── DATA EXCERPTS ──
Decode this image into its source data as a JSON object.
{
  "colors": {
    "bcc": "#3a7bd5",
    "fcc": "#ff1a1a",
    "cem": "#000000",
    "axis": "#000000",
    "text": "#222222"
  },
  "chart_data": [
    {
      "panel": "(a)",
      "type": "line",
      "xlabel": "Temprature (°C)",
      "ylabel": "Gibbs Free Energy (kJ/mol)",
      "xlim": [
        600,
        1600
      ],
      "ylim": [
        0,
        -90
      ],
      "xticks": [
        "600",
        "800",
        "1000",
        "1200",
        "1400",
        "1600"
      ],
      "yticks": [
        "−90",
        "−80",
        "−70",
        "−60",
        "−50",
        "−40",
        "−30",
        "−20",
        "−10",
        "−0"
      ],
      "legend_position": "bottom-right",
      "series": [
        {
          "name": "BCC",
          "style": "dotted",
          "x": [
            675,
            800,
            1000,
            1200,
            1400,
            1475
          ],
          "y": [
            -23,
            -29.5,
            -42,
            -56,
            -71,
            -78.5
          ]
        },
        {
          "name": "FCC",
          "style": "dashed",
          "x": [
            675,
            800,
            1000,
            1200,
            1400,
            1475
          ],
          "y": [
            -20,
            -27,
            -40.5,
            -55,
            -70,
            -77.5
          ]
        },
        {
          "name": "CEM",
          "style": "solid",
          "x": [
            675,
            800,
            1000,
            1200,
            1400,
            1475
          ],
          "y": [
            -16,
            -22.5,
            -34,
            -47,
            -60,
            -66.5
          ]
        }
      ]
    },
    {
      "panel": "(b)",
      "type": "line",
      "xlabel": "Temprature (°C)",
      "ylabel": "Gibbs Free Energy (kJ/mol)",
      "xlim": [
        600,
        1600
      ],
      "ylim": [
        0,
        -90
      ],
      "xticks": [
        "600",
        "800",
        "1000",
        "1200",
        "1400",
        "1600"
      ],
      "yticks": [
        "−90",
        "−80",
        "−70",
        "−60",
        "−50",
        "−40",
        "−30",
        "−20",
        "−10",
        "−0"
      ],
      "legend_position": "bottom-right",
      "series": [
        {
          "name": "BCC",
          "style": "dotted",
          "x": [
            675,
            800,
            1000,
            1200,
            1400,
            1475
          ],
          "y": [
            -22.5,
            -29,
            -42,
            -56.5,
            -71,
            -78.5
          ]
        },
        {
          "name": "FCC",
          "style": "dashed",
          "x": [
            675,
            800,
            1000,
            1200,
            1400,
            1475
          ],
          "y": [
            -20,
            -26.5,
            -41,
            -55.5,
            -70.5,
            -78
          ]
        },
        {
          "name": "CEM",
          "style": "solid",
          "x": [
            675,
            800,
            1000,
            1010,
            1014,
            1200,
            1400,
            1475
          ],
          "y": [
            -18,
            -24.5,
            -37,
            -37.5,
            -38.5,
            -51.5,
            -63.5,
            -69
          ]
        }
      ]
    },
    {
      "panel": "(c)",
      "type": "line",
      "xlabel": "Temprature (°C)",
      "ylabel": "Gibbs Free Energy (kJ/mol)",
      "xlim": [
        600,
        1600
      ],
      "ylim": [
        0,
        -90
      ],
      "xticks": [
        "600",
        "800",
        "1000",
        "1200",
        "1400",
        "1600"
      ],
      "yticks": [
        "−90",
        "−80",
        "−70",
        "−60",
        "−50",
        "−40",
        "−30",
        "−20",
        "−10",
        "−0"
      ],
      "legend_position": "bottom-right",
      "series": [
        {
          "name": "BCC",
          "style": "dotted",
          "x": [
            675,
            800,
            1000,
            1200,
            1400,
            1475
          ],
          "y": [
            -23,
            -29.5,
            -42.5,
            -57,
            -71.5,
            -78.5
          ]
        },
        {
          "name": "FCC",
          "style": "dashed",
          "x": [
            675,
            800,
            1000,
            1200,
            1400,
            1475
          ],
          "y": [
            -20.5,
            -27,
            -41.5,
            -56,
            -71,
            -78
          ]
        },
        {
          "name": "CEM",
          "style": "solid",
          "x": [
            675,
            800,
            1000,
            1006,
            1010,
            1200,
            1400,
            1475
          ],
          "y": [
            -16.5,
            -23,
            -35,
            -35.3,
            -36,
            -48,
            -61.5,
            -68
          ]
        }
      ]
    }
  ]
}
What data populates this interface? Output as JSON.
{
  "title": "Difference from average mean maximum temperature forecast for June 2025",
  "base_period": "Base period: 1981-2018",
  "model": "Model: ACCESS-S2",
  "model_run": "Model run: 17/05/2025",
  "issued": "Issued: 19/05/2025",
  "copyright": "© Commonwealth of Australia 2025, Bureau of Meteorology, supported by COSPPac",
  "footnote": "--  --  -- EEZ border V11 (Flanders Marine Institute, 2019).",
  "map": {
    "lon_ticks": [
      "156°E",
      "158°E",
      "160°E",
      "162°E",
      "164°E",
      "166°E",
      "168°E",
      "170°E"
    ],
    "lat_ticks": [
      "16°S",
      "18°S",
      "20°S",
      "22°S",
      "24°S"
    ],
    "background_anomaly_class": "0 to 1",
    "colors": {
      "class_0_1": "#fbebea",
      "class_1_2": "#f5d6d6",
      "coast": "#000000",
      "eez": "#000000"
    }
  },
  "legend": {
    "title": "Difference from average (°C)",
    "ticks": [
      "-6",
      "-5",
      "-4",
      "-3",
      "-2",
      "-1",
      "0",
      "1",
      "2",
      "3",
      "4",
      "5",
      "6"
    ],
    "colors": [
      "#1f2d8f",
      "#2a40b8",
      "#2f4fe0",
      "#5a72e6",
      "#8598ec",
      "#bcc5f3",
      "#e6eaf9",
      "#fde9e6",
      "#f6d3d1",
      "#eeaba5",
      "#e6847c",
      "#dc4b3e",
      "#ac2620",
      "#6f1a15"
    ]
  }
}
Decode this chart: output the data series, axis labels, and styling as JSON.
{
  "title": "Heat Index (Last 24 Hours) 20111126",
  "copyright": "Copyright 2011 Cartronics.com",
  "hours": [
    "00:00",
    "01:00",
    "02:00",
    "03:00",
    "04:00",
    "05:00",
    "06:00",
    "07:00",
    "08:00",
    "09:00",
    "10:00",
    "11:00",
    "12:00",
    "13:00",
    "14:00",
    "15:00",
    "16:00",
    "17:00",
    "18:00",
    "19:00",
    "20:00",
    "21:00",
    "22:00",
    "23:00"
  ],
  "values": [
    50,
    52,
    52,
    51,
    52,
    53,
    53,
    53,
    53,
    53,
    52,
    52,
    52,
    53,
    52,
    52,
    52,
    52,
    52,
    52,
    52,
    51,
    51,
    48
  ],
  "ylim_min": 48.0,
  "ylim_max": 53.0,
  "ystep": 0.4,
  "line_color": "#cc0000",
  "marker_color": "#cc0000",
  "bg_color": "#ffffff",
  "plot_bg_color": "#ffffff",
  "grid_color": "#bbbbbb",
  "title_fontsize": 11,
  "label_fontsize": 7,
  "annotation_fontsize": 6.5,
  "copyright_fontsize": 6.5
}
───
*TASK REQUIREMENTS:* Copy every line of the material in which the word "Model" occurs.

*RESPONSE:*
  "model": "Model: ACCESS-S2",
  "model_run": "Model run: 17/05/2025",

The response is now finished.